• _Task to carry out_: Reproduce verbatim the lines of the entries below, starting at the line containing "- text-line: [1901, 1281, 2295, 1303]" and ending at the line containing "- text-run: sera", with both of those lines included.
########################################
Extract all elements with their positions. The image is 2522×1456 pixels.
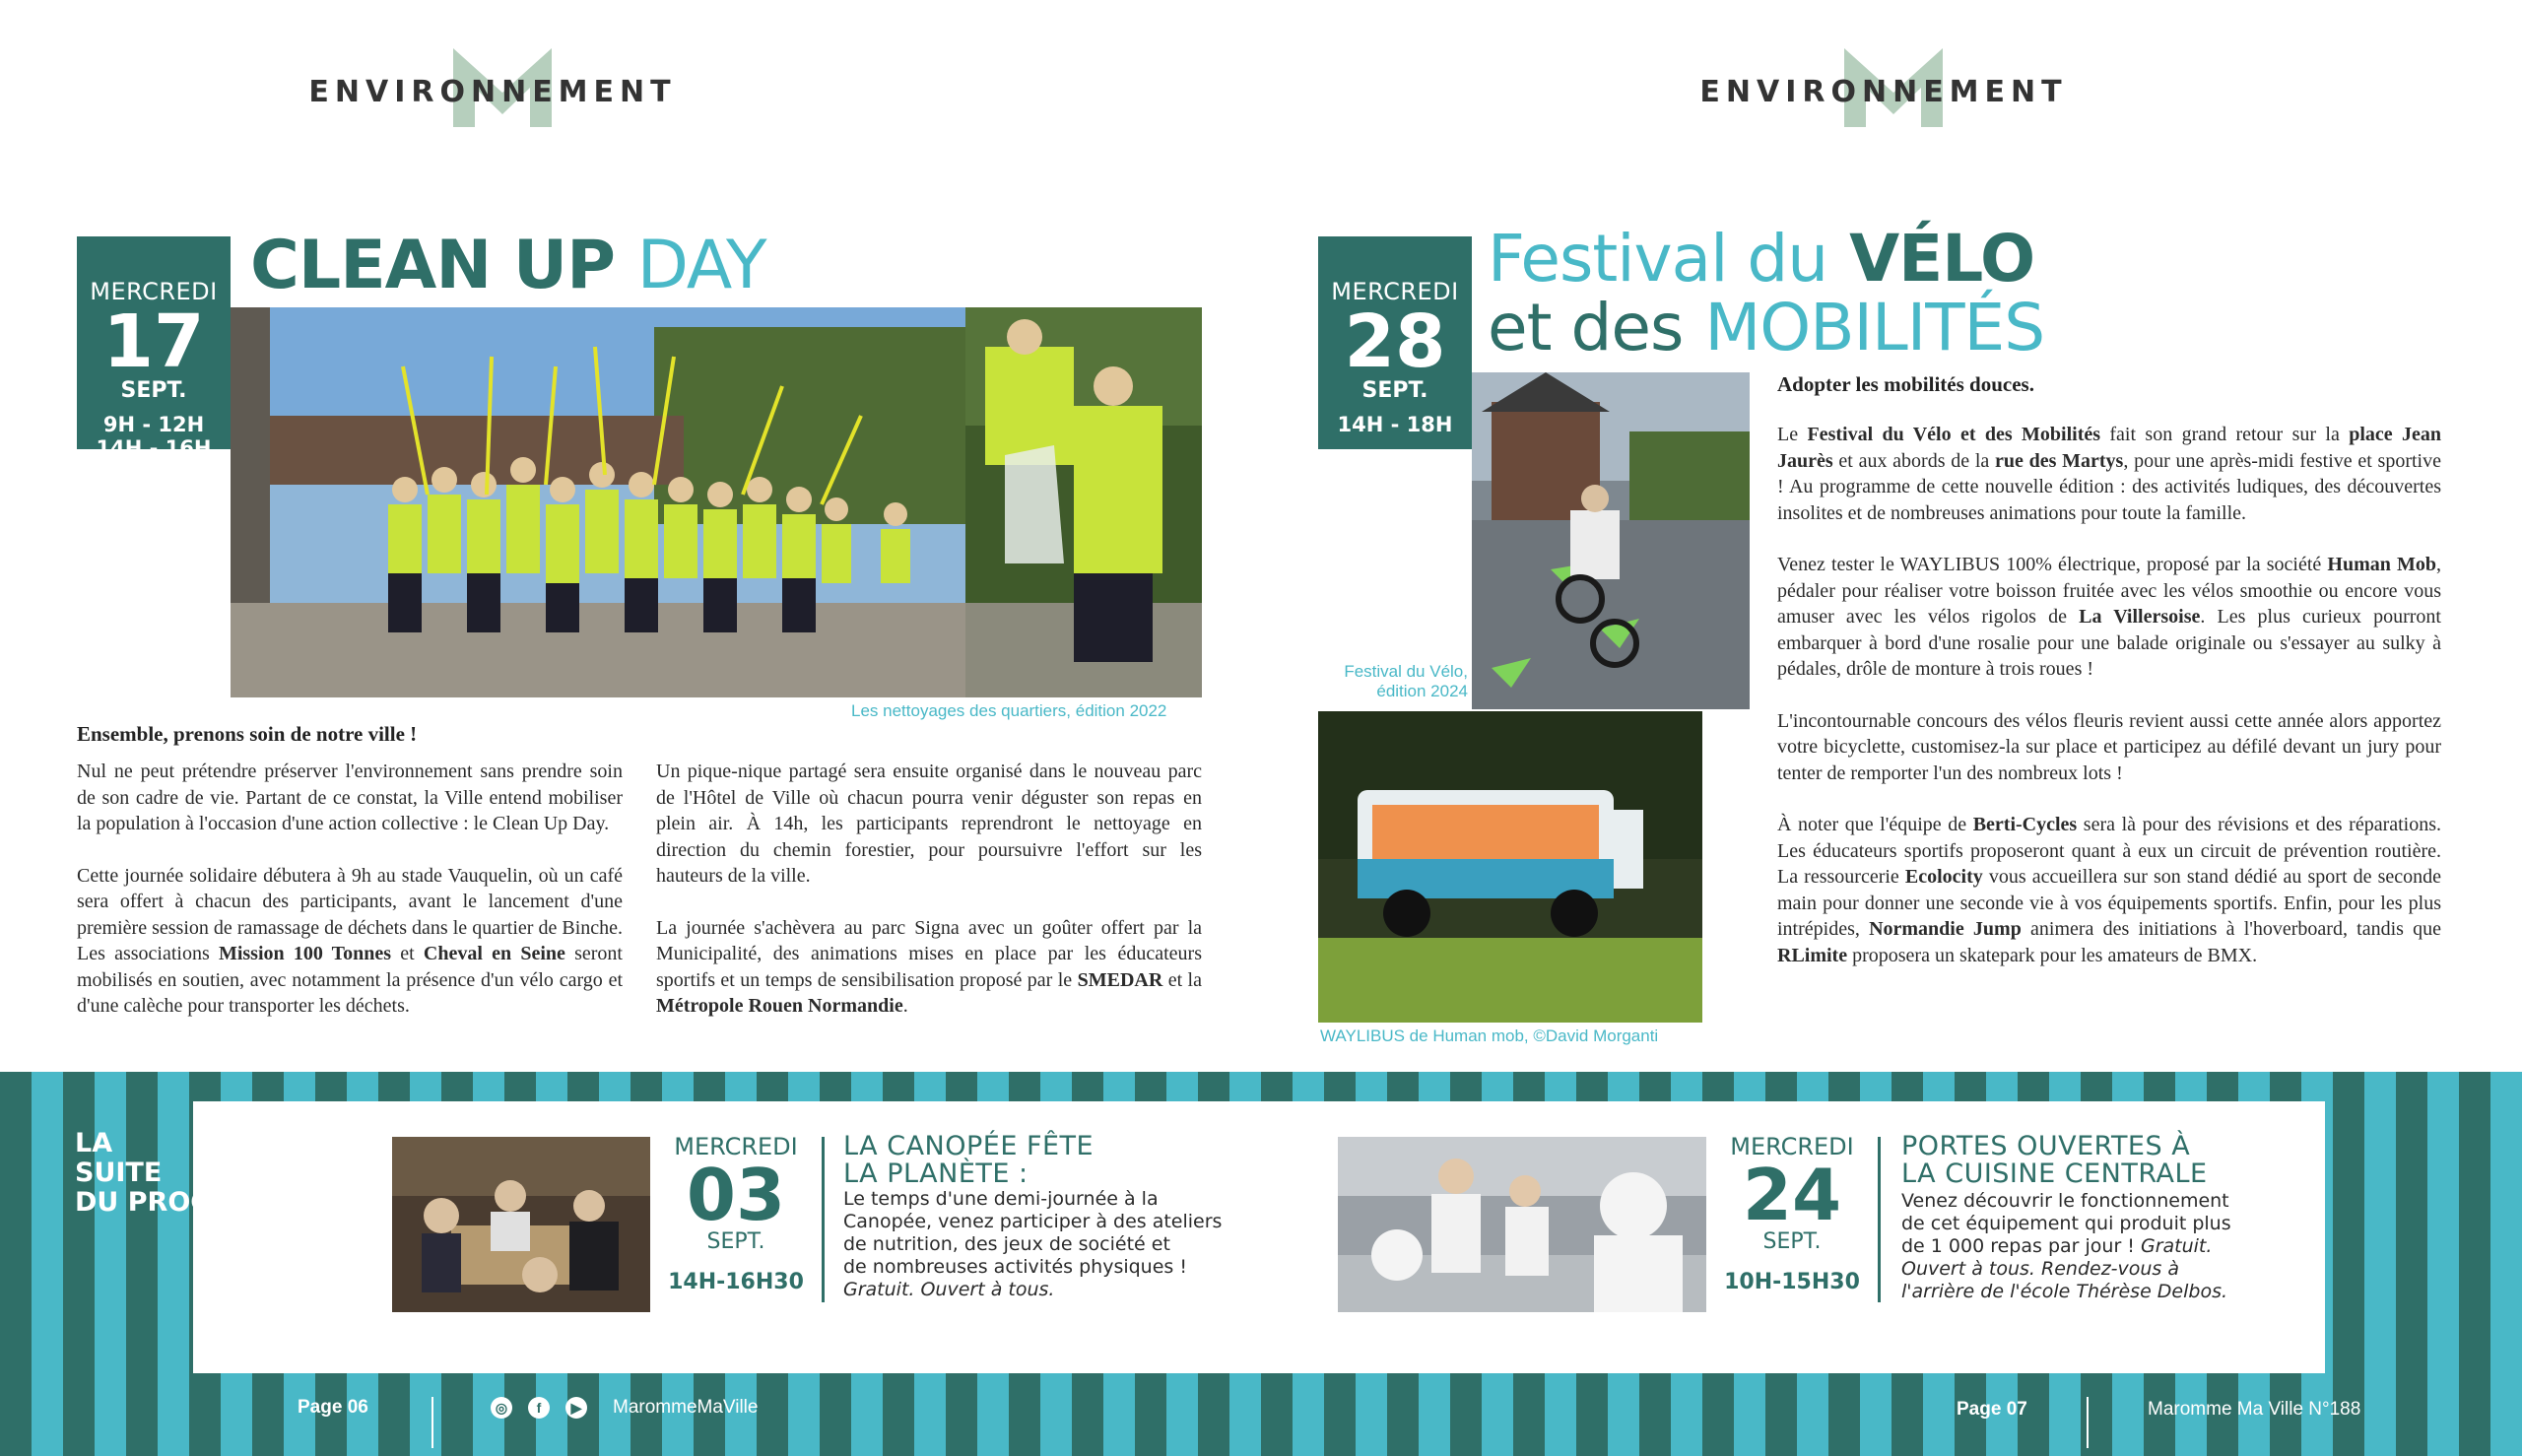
- text-line: [1901, 1281, 2295, 1303]
- text-run: À noter que l'équipe de: [1777, 814, 1973, 835]
- date-month: SEPT.: [1361, 378, 1428, 403]
- text-run: sera là pour des révisions et des réparations. Les éducateurs sportifs proposeront quant à eux un circuit de prévention routière. La ressourcerie: [1777, 814, 2442, 888]
- text-run: vous accueillera sur son stand dédié au sport de seconde main pour donner une seconde vie à vos équipements sportifs. Enfin, pour les plus intrépides,: [1777, 866, 2441, 940]
- programme-heading: [75, 1129, 345, 1218]
- date-number: 03: [686, 1154, 786, 1236]
- cleanup-photo-caption: Les nettoyages des quartiers, édition 2022: [851, 701, 1167, 720]
- date-number: 17: [102, 299, 205, 384]
- text-run: et la: [1162, 968, 1202, 991]
- event1-date: [660, 1133, 812, 1294]
- date-day: MERCREDI: [674, 1133, 798, 1160]
- section-label: ENVIRONNEMENT: [308, 75, 677, 109]
- free-notice: Gratuit.: [2140, 1235, 2213, 1257]
- date-month: SEPT.: [706, 1229, 765, 1254]
- title-line-2: [1488, 290, 2045, 365]
- date-time-1: 9H - 12H: [102, 413, 205, 436]
- festival-text: [1777, 422, 2441, 994]
- paragraph: Nul ne peut prétendre préserver l'environnement sans prendre soin de son cadre de vie. Partant de ce constat, la Ville entend mobiliser la population à l'occasion d'une action collective : le Clean Up Day.: [77, 761, 623, 834]
- paragraph: [77, 863, 623, 1020]
- event2-text: [1901, 1190, 2295, 1303]
- festival-street-photo: [1472, 372, 1750, 709]
- partner-name: Berti-Cycles: [1972, 814, 2078, 835]
- page-number-left: Page 06: [298, 1397, 368, 1418]
- cleanup-group-photo: [231, 307, 965, 697]
- cuisine-photo: [1338, 1137, 1706, 1312]
- event2-title: [1901, 1133, 2208, 1188]
- footer-divider: [431, 1397, 433, 1448]
- cleanup-date-block: [77, 236, 231, 460]
- date-time-1: 14H - 18H: [1337, 413, 1453, 436]
- text-line: Venez découvrir le fonctionnement: [1901, 1190, 2229, 1212]
- title-light: MOBILITÉS: [1704, 290, 2045, 365]
- partner-name: RLimite: [1777, 944, 1848, 966]
- cleanup-intro: Ensemble, prenons soin de notre ville !: [77, 722, 418, 746]
- text-run: de 1 000 repas par jour !: [1901, 1235, 2141, 1257]
- instagram-icon[interactable]: ◎: [491, 1397, 512, 1419]
- page-number-right: Page 07: [1957, 1399, 2027, 1420]
- date-number: 28: [1344, 299, 1446, 384]
- text-run: seront mobilisés en soutien, avec notamment la présence d'un vélo cargo et d'une calèche pour transporter les déchets.: [77, 943, 623, 1017]
- festival-intro: Adopter les mobilités douces.: [1777, 372, 2034, 396]
- paragraph: [1777, 422, 2441, 526]
- text-run: et aux abords de la: [1832, 449, 1996, 472]
- title-line: PORTES OUVERTES À: [1901, 1131, 2191, 1161]
- event1-text: [843, 1188, 1237, 1301]
- free-notice: Ouvert à tous. Rendez-vous à: [1901, 1258, 2180, 1280]
- partner-name: Métropole Rouen Normandie: [656, 995, 903, 1017]
- date-time: 10H-15H30: [1724, 1270, 1860, 1294]
- date-day: MERCREDI: [1730, 1133, 1854, 1160]
- festival-date-block: [1318, 236, 1472, 449]
- title-line: LA CANOPÉE FÊTE: [843, 1131, 1095, 1161]
- text-line: [1901, 1235, 2295, 1258]
- association-name: Mission 100 Tonnes: [218, 943, 392, 964]
- text-line: Canopée, venez participer à des ateliers: [843, 1211, 1223, 1232]
- text-run: , pédaler pour réaliser votre boisson fruitée avec les vélos smoothie ou encore vous amuser avec les vélos rigolos de: [1777, 554, 2441, 628]
- partner-name: Normandie Jump: [1869, 918, 2022, 940]
- date-time: 14H-16H30: [668, 1270, 804, 1294]
- text-run: La journée s'achèvera au parc Signa avec un goûter offert par la Municipalité, des animations mises en place par les éducateurs sportifs et un temps de sensibilisation proposé par le: [656, 916, 1202, 991]
- title-dark: et des: [1488, 290, 1684, 365]
- caption-line: édition 2024: [1376, 682, 1468, 700]
- social-handle: MarommeMaVille: [613, 1397, 759, 1418]
- title-light: DAY: [636, 227, 766, 304]
- free-notice: Gratuit. Ouvert à tous.: [843, 1279, 1055, 1300]
- text-run: . Les plus curieux pourront embarquer à bord d'une rosalie pour une balade originale ou s'essayer au sulky à pédales, drôle de monture à trois roues !: [1777, 606, 2441, 680]
- section-header-right: [1687, 43, 2081, 132]
- location-notice: l'arrière de l'école Thérèse Delbos.: [1901, 1281, 2228, 1302]
- date-day: MERCREDI: [1331, 278, 1459, 305]
- title-light: Festival du: [1488, 221, 1828, 297]
- text-run: proposera un skatepark pour les amateurs de BMX.: [1847, 944, 2258, 966]
- date-number: 24: [1742, 1154, 1842, 1236]
- title-line: LA CUISINE CENTRALE: [1901, 1158, 2208, 1189]
- caption-line: Festival du Vélo,: [1344, 662, 1468, 681]
- canopee-photo: [392, 1137, 650, 1312]
- text-line: [1901, 1258, 2295, 1281]
- heading-line: SUITE: [75, 1158, 163, 1188]
- youtube-icon[interactable]: ▶: [565, 1397, 587, 1419]
- section-label: ENVIRONNEMENT: [1699, 75, 2068, 109]
- text-line: de nombreuses activités physiques !: [843, 1256, 1187, 1278]
- text-run: animera des initiations à l'hoverboard, tandis que: [2021, 918, 2441, 940]
- event-name: Festival du Vélo et des Mobilités: [1807, 424, 2101, 445]
- title-line-1: [1488, 221, 2044, 297]
- festival-caption-2: WAYLIBUS de Human mob, ©David Morganti: [1320, 1026, 1659, 1045]
- date-time-2: 14H - 16H: [96, 436, 212, 460]
- section-header-left: [296, 43, 690, 132]
- text-run: Cette journée solidaire débutera à 9h au stade Vauquelin, où un café sera offert à chacun des participants, avant le lancement d'une première session de ramassage de déchets dans le quartier de Binche. Les associations: [77, 864, 623, 964]
- date-month: SEPT.: [120, 378, 187, 403]
- text-line: de nutrition, des jeux de société et: [843, 1233, 1170, 1255]
- waylibus-photo: [1318, 711, 1702, 1023]
- text-run: , pour une après-midi festive et sportive ! Au programme de cette nouvelle édition : des activités ludiques, des découvertes insolites et de nombreuses animations pour toute la famille.: [1777, 449, 2441, 524]
- date-month: SEPT.: [1762, 1229, 1822, 1254]
- cleanup-title: [250, 229, 766, 303]
- partner-name: Human Mob: [2327, 554, 2436, 575]
- place-name: rue des Martys: [1995, 449, 2124, 472]
- title-line: LA PLANÈTE :: [843, 1158, 1029, 1189]
- text-run: fait son grand retour sur la: [2100, 424, 2350, 445]
- event2-date: [1716, 1133, 1868, 1294]
- cleanup-column-1: [77, 759, 623, 1045]
- text-line: de cet équipement qui produit plus: [1901, 1213, 2231, 1234]
- partner-name: Ecolocity: [1904, 866, 1983, 888]
- text-run: et: [391, 943, 424, 964]
- partner-name: La Villersoise: [2079, 606, 2201, 628]
- issue-number: Maromme Ma Ville N°188: [2148, 1399, 2361, 1420]
- paragraph: [1777, 552, 2441, 683]
- footer-divider: [2087, 1397, 2089, 1448]
- association-name: Cheval en Seine: [423, 943, 565, 964]
- text-run: Le: [1777, 424, 1808, 445]
- text-line: [843, 1279, 1237, 1301]
- text-run: Venez tester le WAYLIBUS 100% électrique, proposé par la société: [1777, 554, 2328, 575]
- divider-line: [822, 1137, 825, 1302]
- title-dark: CLEAN UP: [250, 227, 615, 304]
- paragraph: L'incontournable concours des vélos fleuris revient aussi cette année alors apportez votre bicyclette, customisez-la sur place et participez au défilé devant un jury pour tenter de remporter l'un des nombreux lots !: [1777, 709, 2441, 784]
- title-dark: VÉLO: [1849, 221, 2035, 297]
- partner-name: SMEDAR: [1077, 968, 1163, 991]
- paragraph: [656, 915, 1202, 1020]
- cleanup-column-2: [656, 759, 1202, 1045]
- paragraph: Un pique-nique partagé sera ensuite organisé dans le nouveau parc de l'Hôtel de Ville où chacun pourra venir déguster son repas en plein air. À 14h, les participants reprendront le nettoyage en direction du chemin forestier, pour poursuivre l'effort sur les hauteurs de la ville.: [656, 761, 1202, 887]
- facebook-icon[interactable]: f: [528, 1397, 550, 1419]
- text-line: Le temps d'une demi-journée à la: [843, 1188, 1159, 1210]
- date-day: MERCREDI: [90, 278, 218, 305]
- heading-line: DU PROGRAMME :: [75, 1187, 345, 1218]
- festival-caption-1: [1320, 662, 1468, 701]
- paragraph: [1777, 812, 2441, 968]
- cleanup-detail-photo: [965, 307, 1202, 697]
- text-run: .: [902, 995, 908, 1017]
- event1-title: [843, 1133, 1094, 1188]
- divider-line: [1878, 1137, 1881, 1302]
- heading-line: LA: [75, 1128, 113, 1158]
- festival-title: [1488, 221, 2045, 365]
- place-name: place Jean Jaurès: [1777, 424, 2442, 472]
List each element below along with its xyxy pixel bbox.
########################################
• _Task result_:
- text-line: [1901, 1281, 2295, 1303]
- text-run: À noter que l'équipe de: [1777, 814, 1973, 835]
- date-month: SEPT.: [1361, 378, 1428, 403]
- text-run: sera là pour des révisions et des réparations. Les éducateurs sportifs proposeront quant à eux un circuit de prévention routière. La ressourcerie: [1777, 814, 2442, 888]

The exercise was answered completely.